-- Required work --
Search the data for the string "Forwarding" and gather each line it is in.

-- Data for the task --

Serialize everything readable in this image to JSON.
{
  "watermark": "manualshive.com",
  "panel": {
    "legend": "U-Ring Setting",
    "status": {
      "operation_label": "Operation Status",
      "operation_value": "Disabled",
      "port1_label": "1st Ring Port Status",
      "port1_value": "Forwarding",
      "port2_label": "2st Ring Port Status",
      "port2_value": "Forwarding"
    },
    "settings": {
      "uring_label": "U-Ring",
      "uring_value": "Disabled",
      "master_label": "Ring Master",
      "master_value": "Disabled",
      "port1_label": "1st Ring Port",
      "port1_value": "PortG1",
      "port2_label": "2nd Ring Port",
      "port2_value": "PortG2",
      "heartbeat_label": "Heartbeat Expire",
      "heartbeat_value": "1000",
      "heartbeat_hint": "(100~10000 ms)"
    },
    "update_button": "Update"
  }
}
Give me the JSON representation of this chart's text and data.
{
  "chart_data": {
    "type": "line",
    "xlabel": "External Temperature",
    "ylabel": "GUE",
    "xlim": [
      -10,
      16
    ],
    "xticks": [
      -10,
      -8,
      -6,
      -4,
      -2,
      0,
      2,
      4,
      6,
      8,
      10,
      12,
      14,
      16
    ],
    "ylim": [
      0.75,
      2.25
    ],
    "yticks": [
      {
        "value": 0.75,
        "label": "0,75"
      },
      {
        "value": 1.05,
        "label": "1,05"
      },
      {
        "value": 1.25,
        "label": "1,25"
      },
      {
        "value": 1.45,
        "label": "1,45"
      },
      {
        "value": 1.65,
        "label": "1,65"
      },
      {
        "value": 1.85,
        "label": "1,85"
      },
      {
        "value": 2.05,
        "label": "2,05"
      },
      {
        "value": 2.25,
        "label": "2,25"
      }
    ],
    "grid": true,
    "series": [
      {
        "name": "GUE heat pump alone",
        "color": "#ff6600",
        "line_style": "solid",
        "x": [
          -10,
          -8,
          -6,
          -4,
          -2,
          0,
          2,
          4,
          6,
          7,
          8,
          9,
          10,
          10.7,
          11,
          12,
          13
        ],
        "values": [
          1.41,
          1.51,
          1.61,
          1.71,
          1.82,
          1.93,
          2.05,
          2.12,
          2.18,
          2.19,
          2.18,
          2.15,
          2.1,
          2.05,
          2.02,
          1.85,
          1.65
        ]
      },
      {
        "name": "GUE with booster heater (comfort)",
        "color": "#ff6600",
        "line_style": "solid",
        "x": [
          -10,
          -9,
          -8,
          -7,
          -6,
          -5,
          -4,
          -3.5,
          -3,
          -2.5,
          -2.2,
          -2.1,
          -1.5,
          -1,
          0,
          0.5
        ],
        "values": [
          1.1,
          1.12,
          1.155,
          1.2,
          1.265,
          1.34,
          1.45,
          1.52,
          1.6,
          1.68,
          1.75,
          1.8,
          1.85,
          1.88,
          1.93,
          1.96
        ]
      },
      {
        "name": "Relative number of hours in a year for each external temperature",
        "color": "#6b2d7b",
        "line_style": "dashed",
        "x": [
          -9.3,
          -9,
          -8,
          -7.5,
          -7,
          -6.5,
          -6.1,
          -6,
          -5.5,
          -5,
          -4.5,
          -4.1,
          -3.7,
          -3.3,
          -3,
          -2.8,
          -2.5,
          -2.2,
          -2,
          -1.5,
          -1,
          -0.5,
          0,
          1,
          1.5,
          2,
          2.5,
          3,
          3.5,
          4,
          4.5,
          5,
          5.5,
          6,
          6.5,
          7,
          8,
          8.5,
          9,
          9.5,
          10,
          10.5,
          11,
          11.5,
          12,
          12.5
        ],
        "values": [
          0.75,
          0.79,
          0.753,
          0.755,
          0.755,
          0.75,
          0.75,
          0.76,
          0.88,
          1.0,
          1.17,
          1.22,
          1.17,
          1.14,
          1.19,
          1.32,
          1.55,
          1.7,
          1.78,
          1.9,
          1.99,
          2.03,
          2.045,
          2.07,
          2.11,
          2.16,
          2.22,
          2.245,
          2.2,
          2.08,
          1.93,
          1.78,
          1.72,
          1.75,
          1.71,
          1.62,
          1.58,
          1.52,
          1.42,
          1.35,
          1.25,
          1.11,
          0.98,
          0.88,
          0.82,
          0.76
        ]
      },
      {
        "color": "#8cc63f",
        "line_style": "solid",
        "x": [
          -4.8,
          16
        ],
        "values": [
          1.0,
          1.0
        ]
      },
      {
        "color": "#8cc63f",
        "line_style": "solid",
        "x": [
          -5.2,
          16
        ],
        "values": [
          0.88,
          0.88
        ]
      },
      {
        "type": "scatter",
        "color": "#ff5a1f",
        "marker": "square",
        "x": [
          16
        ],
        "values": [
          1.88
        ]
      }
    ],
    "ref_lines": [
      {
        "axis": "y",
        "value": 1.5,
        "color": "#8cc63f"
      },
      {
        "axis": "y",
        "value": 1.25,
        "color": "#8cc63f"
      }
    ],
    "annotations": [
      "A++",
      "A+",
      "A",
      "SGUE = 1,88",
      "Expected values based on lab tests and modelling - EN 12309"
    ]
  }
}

-- Expected answer --
      "port1_value": "Forwarding",
      "port2_value": "Forwarding"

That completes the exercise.